WRITTEN TASK — Output all of the entries below precisely as written.

>>>>>

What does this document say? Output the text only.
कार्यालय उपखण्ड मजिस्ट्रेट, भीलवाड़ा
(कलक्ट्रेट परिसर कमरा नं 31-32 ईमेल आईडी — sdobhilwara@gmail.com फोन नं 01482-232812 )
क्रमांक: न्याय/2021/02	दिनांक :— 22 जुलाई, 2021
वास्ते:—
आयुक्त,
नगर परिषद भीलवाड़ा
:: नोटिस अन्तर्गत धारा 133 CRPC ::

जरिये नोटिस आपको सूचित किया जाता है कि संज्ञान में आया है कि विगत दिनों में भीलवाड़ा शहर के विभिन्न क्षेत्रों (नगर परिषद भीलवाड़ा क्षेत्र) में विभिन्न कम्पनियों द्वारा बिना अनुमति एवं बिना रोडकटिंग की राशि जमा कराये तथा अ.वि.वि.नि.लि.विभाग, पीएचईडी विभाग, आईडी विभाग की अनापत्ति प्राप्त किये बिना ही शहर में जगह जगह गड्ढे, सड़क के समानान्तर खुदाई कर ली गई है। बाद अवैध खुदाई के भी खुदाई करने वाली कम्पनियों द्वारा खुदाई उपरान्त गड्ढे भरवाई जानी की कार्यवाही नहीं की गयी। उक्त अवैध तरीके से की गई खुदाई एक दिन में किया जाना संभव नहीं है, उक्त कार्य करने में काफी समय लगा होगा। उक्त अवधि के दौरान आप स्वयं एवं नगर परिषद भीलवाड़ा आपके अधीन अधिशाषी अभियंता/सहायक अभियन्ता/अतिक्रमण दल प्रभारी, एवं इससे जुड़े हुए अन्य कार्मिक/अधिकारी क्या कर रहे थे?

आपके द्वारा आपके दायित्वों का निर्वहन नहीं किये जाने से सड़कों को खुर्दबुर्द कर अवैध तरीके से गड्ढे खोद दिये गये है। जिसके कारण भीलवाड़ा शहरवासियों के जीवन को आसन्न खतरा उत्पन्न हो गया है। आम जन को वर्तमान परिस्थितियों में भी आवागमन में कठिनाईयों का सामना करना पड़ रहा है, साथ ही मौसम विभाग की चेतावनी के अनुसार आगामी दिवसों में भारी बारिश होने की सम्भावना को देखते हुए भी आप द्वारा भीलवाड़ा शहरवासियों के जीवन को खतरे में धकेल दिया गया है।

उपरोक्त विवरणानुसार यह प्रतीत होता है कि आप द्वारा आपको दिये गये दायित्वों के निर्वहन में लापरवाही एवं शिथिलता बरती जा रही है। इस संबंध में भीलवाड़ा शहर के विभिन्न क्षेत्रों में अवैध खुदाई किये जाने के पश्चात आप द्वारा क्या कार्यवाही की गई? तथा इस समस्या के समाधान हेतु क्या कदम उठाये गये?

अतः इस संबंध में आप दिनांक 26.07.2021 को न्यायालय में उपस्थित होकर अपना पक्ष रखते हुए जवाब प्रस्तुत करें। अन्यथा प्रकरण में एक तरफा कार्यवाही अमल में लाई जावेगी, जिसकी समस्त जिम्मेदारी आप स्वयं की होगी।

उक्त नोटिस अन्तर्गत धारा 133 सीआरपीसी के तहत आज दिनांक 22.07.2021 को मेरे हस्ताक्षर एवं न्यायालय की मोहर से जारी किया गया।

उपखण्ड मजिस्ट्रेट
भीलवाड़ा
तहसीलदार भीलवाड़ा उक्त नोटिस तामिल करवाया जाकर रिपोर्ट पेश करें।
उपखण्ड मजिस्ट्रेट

<<<<<

RESPONSE TO THIS EXERCISE —
What does this document say? Output the text only.
कार्यालय उपखण्ड मजिस्ट्रेट, भीलवाड़ा
(कलक्ट्रेट परिसर कमरा नं 31-32 ईमेल आईडी — sdobhilwara@gmail.com फोन नं 01482-232812 )
क्रमांक: न्याय/2021/02	दिनांक :— 22 जुलाई, 2021
वास्ते:—
आयुक्त,
नगर परिषद भीलवाड़ा
:: नोटिस अन्तर्गत धारा 133 CRPC ::

जरिये नोटिस आपको सूचित किया जाता है कि संज्ञान में आया है कि विगत दिनों में भीलवाड़ा शहर के विभिन्न क्षेत्रों (नगर परिषद भीलवाड़ा क्षेत्र) में विभिन्न कम्पनियों द्वारा बिना अनुमति एवं बिना रोडकटिंग की राशि जमा कराये तथा अ.वि.वि.नि.लि.विभाग, पीएचईडी विभाग, आईडी विभाग की अनापत्ति प्राप्त किये बिना ही शहर में जगह जगह गड्ढे, सड़क के समानान्तर खुदाई कर ली गई है। बाद अवैध खुदाई के भी खुदाई करने वाली कम्पनियों द्वारा खुदाई उपरान्त गड्ढे भरवाई जानी की कार्यवाही नहीं की गयी। उक्त अवैध तरीके से की गई खुदाई एक दिन में किया जाना संभव नहीं है, उक्त कार्य करने में काफी समय लगा होगा। उक्त अवधि के दौरान आप स्वयं एवं नगर परिषद भीलवाड़ा आपके अधीन अधिशाषी अभियंता/सहायक अभियन्ता/अतिक्रमण दल प्रभारी, एवं इससे जुड़े हुए अन्य कार्मिक/अधिकारी क्या कर रहे थे?

आपके द्वारा आपके दायित्वों का निर्वहन नहीं किये जाने से सड़कों को खुर्दबुर्द कर अवैध तरीके से गड्ढे खोद दिये गये है। जिसके कारण भीलवाड़ा शहरवासियों के जीवन को आसन्न खतरा उत्पन्न हो गया है। आम जन को वर्तमान परिस्थितियों में भी आवागमन में कठिनाईयों का सामना करना पड़ रहा है, साथ ही मौसम विभाग की चेतावनी के अनुसार आगामी दिवसों में भारी बारिश होने की सम्भावना को देखते हुए भी आप द्वारा भीलवाड़ा शहरवासियों के जीवन को खतरे में धकेल दिया गया है।

उपरोक्त विवरणानुसार यह प्रतीत होता है कि आप द्वारा आपको दिये गये दायित्वों के निर्वहन में लापरवाही एवं शिथिलता बरती जा रही है। इस संबंध में भीलवाड़ा शहर के विभिन्न क्षेत्रों में अवैध खुदाई किये जाने के पश्चात आप द्वारा क्या कार्यवाही की गई? तथा इस समस्या के समाधान हेतु क्या कदम उठाये गये?

अतः इस संबंध में आप दिनांक 26.07.2021 को न्यायालय में उपस्थित होकर अपना पक्ष रखते हुए जवाब प्रस्तुत करें। अन्यथा प्रकरण में एक तरफा कार्यवाही अमल में लाई जावेगी, जिसकी समस्त जिम्मेदारी आप स्वयं की होगी।

उक्त नोटिस अन्तर्गत धारा 133 सीआरपीसी के तहत आज दिनांक 22.07.2021 को मेरे हस्ताक्षर एवं न्यायालय की मोहर से जारी किया गया।

उपखण्ड मजिस्ट्रेट
भीलवाड़ा
तहसीलदार भीलवाड़ा उक्त नोटिस तामिल करवाया जाकर रिपोर्ट पेश करें।
उपखण्ड मजिस्ट्रेट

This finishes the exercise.